**GIVEN EXERCISE:** Every record must appear in your copy exactly as written, with no pictures.

Start of DATA IN THIS EXERCISE

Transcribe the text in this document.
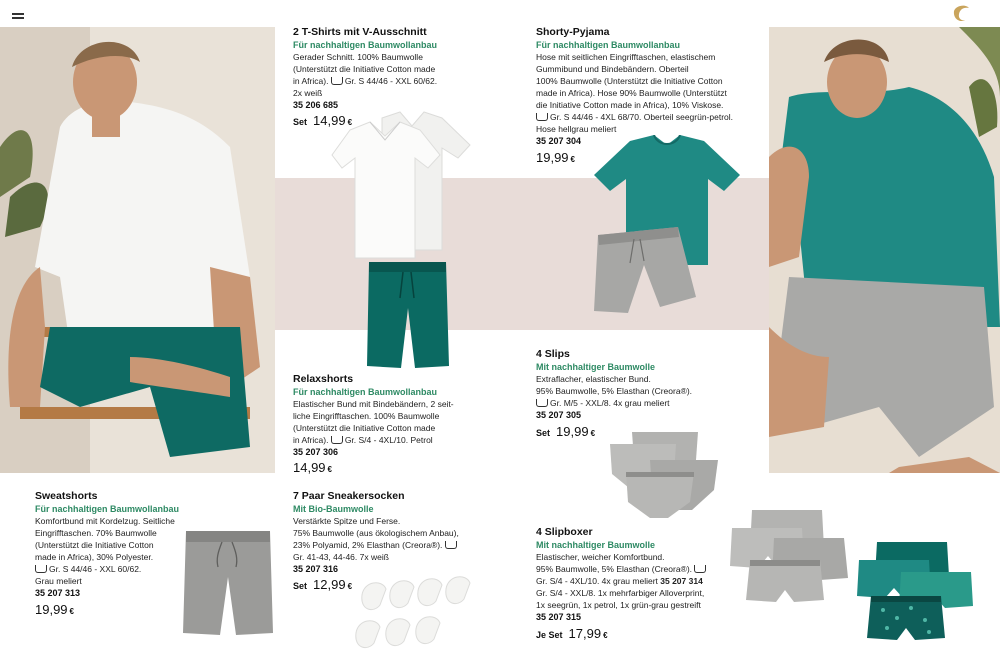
2 T-Shirts mit V-Ausschnitt
Für nachhaltigen Baumwollanbau
Gerader Schnitt. 100% Baumwolle
(Unterstützt die Initiative Cotton made
in Africa). Gr. S 44/46 - XXL 60/62.
2x weiß
35 206 685
Set 14,99 €
Relaxshorts
Für nachhaltigen Baumwollanbau
Elastischer Bund mit Bindebändern, 2 seit-
liche Eingrifftaschen. 100% Baumwolle
(Unterstützt die Initiative Cotton made
in Africa). Gr. S/4 - 4XL/10. Petrol
35 207 306
14,99 €
Shorty-Pyjama
Für nachhaltigen Baumwollanbau
Hose mit seitlichen Eingrifftaschen, elastischem
Gummibund und Bindebändern. Oberteil
100% Baumwolle (Unterstützt die Initiative Cotton
made in Africa). Hose 90% Baumwolle (Unterstützt
die Initiative Cotton made in Africa), 10% Viskose.
Gr. S 44/46 - 4XL 68/70. Oberteil seegrün-petrol.
Hose hellgrau meliert
35 207 304
19,99 €
4 Slips
Mit nachhaltiger Baumwolle
Extraflacher, elastischer Bund.
95% Baumwolle, 5% Elasthan (Creora®).
Gr. M/5 - XXL/8. 4x grau meliert
35 207 305
Set 19,99 €
Sweatshorts
Für nachhaltigen Baumwollanbau
Komfortbund mit Kordelzug. Seitliche
Eingrifftaschen. 70% Baumwolle
(Unterstützt die Initiative Cotton
made in Africa), 30% Polyester.
Gr. S 44/46 - XXL 60/62.
Grau meliert
35 207 313
19,99 €
7 Paar Sneakersocken
Mit Bio-Baumwolle
Verstärkte Spitze und Ferse.
75% Baumwolle (aus ökologischem Anbau),
23% Polyamid, 2% Elasthan (Creora®).
Gr. 41-43, 44-46. 7x weiß
35 207 316
Set 12,99 €
4 Slipboxer
Mit nachhaltiger Baumwolle
Elastischer, weicher Komfortbund.
95% Baumwolle, 5% Elasthan (Creora®).
Gr. S/4 - 4XL/10. 4x grau meliert 35 207 314
Gr. S/4 - XXL/8. 1x mehrfarbiger Alloverprint,
1x seegrün, 1x petrol, 1x grün-grau gestreift
35 207 315
Je Set 17,99 €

End of DATA IN THIS EXERCISE

**REPLY:**
Transcribe the text in this document.
2 T-Shirts mit V-Ausschnitt
Für nachhaltigen Baumwollanbau
Gerader Schnitt. 100% Baumwolle
(Unterstützt die Initiative Cotton made
in Africa). Gr. S 44/46 - XXL 60/62.
2x weiß
35 206 685
Set 14,99 €
Relaxshorts
Für nachhaltigen Baumwollanbau
Elastischer Bund mit Bindebändern, 2 seit-
liche Eingrifftaschen. 100% Baumwolle
(Unterstützt die Initiative Cotton made
in Africa). Gr. S/4 - 4XL/10. Petrol
35 207 306
14,99 €
Shorty-Pyjama
Für nachhaltigen Baumwollanbau
Hose mit seitlichen Eingrifftaschen, elastischem
Gummibund und Bindebändern. Oberteil
100% Baumwolle (Unterstützt die Initiative Cotton
made in Africa). Hose 90% Baumwolle (Unterstützt
die Initiative Cotton made in Africa), 10% Viskose.
Gr. S 44/46 - 4XL 68/70. Oberteil seegrün-petrol.
Hose hellgrau meliert
35 207 304
19,99 €
4 Slips
Mit nachhaltiger Baumwolle
Extraflacher, elastischer Bund.
95% Baumwolle, 5% Elasthan (Creora®).
Gr. M/5 - XXL/8. 4x grau meliert
35 207 305
Set 19,99 €
Sweatshorts
Für nachhaltigen Baumwollanbau
Komfortbund mit Kordelzug. Seitliche
Eingrifftaschen. 70% Baumwolle
(Unterstützt die Initiative Cotton
made in Africa), 30% Polyester.
Gr. S 44/46 - XXL 60/62.
Grau meliert
35 207 313
19,99 €
7 Paar Sneakersocken
Mit Bio-Baumwolle
Verstärkte Spitze und Ferse.
75% Baumwolle (aus ökologischem Anbau),
23% Polyamid, 2% Elasthan (Creora®).
Gr. 41-43, 44-46. 7x weiß
35 207 316
Set 12,99 €
4 Slipboxer
Mit nachhaltiger Baumwolle
Elastischer, weicher Komfortbund.
95% Baumwolle, 5% Elasthan (Creora®).
Gr. S/4 - 4XL/10. 4x grau meliert 35 207 314
Gr. S/4 - XXL/8. 1x mehrfarbiger Alloverprint,
1x seegrün, 1x petrol, 1x grün-grau gestreift
35 207 315
Je Set 17,99 €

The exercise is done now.